■ TEXTE À LIRE:

####

Sujet : "Peut-on douter de tout?"

 

 

Au fur et à mesure que l'on grandit et que l'on atteint un âge plus mur, on en vient à se poser des questions quant à ce que l'on a pu nous raconter les idées que l'on a reçues jusqu'alors. Alors progressivement on se met à douter.

On peut se demander alors si l'on peut douter de tout.

Nous commencerons par préciser le sens de la question, puis nous nous demanderons si l'on a la possibilité de tout remettre en question et s'il est bon de le faire.

 

 

 

La question, le fait de douter de tout, porte sur le doute radical, c'est-à-dire le rejet de toutes les vérités préétablies. Quant à la question, elle est de savoir si l'on peut le faire et si la possibilité peut se présenter de le faire, d'appliquer ce doute absolu, mais aussi s'il est légitime de le faire.

Cela laisse supposer que la notion de doute radical existe comme l'a définie Descartes, mais aussi que cela n'aille pas de soi de le faire.

Cette remise en question systématique de tout ce que l'on peut nous avoir dit et inculqué nous permettra de nous interroger sur les valeurs auxquelles on adhère, et ainsi nous libérer de nos préjugés, "de nous défaire de nos anciennes opinions, de commencer tout depuis les fondements" comme l'avance Descartes, dans la première des Méditations.

De là découle cette question : a-t-on la possibilité de tout remettre en question, de faire table rase de tout ce que nous tenons pour vrai, et si oui, est-il bon de le faire?

####

Données enregistrées
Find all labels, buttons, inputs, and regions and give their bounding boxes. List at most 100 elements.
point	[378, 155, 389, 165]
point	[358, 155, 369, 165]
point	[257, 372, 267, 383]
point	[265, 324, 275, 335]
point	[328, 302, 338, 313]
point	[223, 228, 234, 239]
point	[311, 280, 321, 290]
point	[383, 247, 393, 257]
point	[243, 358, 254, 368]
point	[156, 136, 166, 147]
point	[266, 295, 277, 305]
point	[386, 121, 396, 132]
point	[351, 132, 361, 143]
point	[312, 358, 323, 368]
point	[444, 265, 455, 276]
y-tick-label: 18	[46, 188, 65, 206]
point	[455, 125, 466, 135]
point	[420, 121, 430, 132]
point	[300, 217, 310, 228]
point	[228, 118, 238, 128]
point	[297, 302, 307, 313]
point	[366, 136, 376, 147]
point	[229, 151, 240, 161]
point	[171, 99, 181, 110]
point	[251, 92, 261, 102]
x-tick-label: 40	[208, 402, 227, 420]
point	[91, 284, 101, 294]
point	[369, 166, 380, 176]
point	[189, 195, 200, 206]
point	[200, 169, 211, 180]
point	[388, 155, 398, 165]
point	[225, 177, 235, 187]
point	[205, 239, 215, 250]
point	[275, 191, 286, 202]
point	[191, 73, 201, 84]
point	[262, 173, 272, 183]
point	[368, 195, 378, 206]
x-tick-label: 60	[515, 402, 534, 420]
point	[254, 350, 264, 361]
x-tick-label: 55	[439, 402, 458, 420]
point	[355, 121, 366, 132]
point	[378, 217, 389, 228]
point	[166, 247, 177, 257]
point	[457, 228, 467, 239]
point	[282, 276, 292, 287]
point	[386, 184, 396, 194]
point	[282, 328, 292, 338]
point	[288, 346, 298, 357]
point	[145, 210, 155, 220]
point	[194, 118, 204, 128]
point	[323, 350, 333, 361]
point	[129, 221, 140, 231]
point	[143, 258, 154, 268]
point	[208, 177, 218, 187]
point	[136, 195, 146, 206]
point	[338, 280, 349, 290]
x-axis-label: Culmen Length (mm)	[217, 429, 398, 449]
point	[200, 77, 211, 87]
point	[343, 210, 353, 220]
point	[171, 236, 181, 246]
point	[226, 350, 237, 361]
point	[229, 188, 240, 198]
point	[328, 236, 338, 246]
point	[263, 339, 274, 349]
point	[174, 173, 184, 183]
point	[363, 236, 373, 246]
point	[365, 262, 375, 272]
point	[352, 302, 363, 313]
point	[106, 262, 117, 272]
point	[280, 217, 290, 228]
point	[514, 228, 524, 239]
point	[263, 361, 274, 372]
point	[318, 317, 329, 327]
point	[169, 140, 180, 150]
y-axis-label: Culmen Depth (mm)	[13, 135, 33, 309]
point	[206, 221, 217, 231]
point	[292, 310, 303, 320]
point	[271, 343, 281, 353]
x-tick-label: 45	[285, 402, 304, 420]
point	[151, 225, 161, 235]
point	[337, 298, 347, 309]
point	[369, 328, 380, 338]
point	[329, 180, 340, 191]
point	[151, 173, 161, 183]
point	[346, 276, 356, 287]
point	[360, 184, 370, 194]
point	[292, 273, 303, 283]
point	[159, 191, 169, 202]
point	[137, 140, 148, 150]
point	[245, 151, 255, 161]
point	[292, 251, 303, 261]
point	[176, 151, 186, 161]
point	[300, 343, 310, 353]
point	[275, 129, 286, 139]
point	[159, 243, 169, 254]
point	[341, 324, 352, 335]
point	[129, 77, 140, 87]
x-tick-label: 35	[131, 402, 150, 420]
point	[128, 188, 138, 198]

####

■ CONSIGNES:
1/ Recopiez fidèlement le passage du texte sur le doute qui s'ouvre sur les mots contenant « Cette remise en » et se clôt sur « première des Méditations. ».
2/ D'après le texte sur le doute, dans quel ouvrage de Descartes figure l'idée de « nous défaire de nos anciennes opinions » ?
3/ Selon le texte sur le doute, quel bénéfice apporterait la remise en question systématique de tout ce qu'on nous a dit et inculqué ? Répondez en une à trois phrases.

■ RÉPONSES DANS L'ORDRE:
1/
Cette remise en question systématique de tout ce que l'on peut nous avoir dit et inculqué nous permettra de nous interroger sur les valeurs auxquelles on adhère, et ainsi nous libérer de nos préjugés, "de nous défaire de nos anciennes opinions, de commencer tout depuis les fondements" comme l'avance Descartes, dans la première des Méditations.

2/ Dans la première des Méditations.

3/ Elle nous permettrait de nous interroger sur les valeurs auxquelles nous adhérons et ainsi de nous libérer de nos préjugés. Nous pourrions alors nous défaire de nos anciennes opinions et tout recommencer depuis les fondements.